### THE REQUEST
Quote the data below word for word, starting at the line that contains "UI element localization: list" and ending at the line that contains "value-cell: -0.43% <box>322 195 355 207</box>", with both of those lines included, and leave the pictures out of your answer.

### EXTRACTED MATERIAL
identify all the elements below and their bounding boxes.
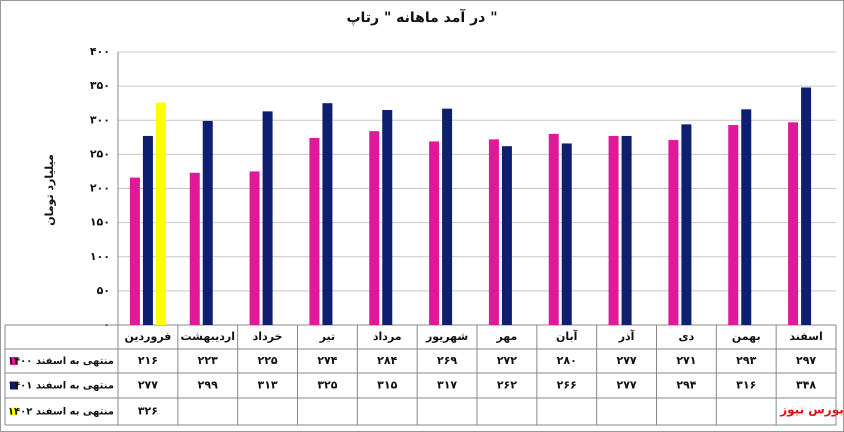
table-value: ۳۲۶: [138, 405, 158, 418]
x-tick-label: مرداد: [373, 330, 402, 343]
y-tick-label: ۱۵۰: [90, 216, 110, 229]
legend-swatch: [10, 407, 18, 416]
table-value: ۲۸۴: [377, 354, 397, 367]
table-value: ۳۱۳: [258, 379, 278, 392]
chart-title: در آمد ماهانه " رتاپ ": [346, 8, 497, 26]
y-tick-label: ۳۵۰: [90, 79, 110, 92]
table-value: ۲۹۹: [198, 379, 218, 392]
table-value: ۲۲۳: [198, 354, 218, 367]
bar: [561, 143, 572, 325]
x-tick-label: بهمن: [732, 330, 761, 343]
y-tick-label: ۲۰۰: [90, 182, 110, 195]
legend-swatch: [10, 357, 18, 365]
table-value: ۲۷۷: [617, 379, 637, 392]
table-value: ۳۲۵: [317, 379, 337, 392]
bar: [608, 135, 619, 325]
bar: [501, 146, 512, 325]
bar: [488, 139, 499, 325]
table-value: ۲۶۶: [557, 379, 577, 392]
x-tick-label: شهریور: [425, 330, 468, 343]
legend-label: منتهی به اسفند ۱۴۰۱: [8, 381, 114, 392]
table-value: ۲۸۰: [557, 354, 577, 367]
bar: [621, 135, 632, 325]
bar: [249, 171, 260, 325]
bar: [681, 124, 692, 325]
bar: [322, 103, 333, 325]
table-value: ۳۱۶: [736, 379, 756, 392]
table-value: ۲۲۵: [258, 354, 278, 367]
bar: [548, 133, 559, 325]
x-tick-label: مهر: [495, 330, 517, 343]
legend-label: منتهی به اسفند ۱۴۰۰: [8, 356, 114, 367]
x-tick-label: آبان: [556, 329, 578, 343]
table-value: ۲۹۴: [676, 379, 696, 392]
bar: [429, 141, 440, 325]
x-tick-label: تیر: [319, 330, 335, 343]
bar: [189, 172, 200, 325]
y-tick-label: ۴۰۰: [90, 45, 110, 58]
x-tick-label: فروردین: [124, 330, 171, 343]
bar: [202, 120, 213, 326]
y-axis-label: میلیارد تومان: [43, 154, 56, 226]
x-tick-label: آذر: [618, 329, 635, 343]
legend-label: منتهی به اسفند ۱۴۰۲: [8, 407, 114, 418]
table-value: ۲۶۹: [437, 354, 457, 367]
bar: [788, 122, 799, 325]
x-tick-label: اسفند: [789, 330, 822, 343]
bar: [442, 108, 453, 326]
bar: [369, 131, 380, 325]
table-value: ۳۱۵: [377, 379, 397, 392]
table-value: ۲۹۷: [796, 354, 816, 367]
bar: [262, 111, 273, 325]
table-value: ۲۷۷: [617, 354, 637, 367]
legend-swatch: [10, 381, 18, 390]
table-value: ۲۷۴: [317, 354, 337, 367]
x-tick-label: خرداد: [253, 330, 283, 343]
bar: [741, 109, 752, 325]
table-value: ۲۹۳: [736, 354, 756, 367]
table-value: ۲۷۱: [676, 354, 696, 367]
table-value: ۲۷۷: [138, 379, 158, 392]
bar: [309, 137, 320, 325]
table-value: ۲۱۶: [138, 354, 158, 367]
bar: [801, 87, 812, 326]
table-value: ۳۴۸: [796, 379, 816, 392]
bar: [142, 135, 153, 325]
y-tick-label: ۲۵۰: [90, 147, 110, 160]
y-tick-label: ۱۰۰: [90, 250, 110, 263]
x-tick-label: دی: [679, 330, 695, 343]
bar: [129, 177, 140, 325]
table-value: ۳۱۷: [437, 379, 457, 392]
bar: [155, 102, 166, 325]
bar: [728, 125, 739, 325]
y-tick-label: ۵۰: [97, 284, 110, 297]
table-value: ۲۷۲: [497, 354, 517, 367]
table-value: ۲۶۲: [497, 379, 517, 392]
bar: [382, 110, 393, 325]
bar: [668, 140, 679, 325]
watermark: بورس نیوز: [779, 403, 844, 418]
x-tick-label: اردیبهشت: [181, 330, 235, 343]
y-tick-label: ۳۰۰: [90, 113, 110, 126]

...

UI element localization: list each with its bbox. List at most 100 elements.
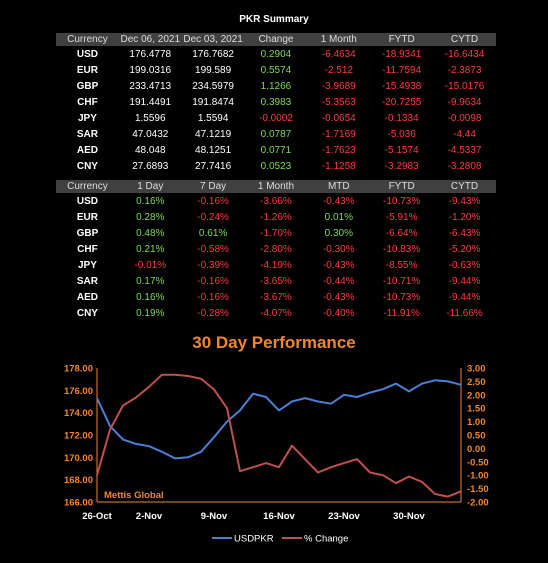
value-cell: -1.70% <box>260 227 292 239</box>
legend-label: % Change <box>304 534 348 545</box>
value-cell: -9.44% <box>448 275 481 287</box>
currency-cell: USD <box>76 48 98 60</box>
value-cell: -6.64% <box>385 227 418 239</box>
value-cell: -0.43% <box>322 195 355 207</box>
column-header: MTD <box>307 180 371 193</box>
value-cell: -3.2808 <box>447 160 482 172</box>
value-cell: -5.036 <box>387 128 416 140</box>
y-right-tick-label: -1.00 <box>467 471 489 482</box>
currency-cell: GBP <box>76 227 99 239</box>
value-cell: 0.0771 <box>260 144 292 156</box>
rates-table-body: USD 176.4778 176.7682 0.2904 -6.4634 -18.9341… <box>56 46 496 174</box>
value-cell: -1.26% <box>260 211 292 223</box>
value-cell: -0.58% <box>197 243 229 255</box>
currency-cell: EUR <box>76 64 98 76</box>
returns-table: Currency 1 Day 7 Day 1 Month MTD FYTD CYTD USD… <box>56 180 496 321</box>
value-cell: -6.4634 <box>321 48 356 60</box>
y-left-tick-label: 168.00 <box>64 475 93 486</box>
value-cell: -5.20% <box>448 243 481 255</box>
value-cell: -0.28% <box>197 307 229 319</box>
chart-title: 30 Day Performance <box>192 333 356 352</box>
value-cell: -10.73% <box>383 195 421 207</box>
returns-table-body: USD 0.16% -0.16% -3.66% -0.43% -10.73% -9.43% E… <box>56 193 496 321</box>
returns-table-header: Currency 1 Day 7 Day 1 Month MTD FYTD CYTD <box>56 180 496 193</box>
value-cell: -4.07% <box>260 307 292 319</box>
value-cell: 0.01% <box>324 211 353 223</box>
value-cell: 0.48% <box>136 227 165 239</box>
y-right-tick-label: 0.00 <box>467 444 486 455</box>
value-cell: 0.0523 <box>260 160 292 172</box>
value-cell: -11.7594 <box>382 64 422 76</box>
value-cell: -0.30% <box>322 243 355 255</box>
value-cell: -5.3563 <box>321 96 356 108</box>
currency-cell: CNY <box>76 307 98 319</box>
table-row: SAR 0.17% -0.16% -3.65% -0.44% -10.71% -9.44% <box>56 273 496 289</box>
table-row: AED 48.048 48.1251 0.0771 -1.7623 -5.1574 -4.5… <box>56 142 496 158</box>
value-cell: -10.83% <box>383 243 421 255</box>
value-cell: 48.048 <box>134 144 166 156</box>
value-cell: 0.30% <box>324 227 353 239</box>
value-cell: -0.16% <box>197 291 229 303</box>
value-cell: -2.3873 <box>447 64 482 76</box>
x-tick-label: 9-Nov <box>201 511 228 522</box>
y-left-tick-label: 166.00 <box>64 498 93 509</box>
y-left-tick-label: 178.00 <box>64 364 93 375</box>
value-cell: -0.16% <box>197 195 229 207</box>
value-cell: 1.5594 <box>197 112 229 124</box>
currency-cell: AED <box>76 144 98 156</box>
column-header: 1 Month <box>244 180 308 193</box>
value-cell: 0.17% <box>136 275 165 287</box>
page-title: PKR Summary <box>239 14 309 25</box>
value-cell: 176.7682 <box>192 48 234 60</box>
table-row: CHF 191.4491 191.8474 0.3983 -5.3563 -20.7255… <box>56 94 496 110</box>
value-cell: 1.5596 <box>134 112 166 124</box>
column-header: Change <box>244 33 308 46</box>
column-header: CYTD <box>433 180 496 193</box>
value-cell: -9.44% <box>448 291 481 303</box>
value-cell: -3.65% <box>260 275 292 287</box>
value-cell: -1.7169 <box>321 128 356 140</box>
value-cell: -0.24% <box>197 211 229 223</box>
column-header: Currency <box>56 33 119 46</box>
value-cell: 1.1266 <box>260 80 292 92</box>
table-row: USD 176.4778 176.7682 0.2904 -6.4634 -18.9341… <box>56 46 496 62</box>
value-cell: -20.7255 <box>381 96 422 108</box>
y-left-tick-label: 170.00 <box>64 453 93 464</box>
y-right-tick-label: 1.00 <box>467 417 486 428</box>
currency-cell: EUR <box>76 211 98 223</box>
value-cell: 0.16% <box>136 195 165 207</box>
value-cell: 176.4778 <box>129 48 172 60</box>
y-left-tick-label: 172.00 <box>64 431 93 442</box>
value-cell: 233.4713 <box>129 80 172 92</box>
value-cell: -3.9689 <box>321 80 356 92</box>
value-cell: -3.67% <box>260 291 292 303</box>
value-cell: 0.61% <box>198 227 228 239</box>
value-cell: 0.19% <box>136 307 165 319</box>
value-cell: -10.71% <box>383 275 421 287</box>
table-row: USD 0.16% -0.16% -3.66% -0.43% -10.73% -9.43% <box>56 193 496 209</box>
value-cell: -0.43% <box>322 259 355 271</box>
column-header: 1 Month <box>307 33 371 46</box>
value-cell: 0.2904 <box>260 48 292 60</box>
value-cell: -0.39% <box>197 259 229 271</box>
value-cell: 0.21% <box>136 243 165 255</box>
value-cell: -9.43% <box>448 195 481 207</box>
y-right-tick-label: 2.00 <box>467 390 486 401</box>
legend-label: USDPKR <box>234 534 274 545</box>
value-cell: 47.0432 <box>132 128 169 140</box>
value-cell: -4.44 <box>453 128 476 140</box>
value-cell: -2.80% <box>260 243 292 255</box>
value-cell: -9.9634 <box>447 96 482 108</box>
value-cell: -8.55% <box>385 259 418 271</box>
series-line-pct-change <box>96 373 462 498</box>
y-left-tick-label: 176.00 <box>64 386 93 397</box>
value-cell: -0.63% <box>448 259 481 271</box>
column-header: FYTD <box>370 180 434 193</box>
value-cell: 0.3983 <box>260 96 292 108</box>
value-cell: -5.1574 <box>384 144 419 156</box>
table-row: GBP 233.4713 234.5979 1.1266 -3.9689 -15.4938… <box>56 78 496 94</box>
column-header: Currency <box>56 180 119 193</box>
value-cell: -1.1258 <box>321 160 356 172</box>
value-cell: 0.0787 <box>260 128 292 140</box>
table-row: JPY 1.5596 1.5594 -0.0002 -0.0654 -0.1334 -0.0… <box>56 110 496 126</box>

==

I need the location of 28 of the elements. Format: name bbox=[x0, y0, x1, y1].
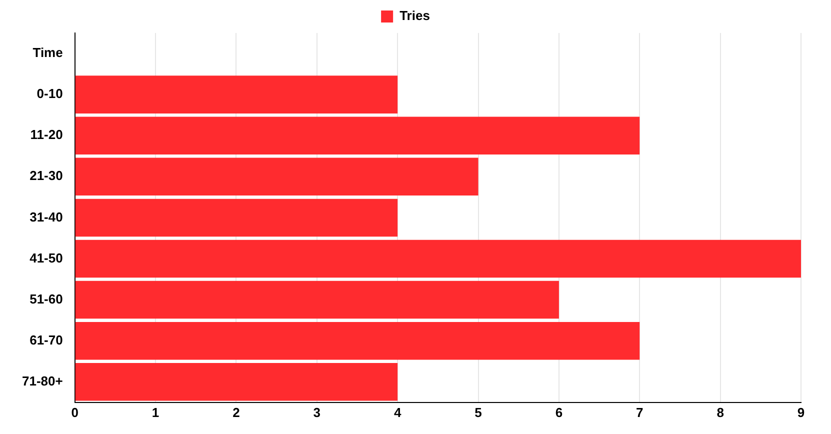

### RESPONSE BELOW
UI element localization: list each with its bbox. List at most 100 elements.
value-cell: -1.70% <box>260 227 292 239</box>
legend-label: % Change <box>304 534 348 545</box>
value-cell: -9.44% <box>448 275 481 287</box>
currency-cell: USD <box>76 48 98 60</box>
value-cell: -6.64% <box>385 227 418 239</box>
value-cell: -0.43% <box>322 195 355 207</box>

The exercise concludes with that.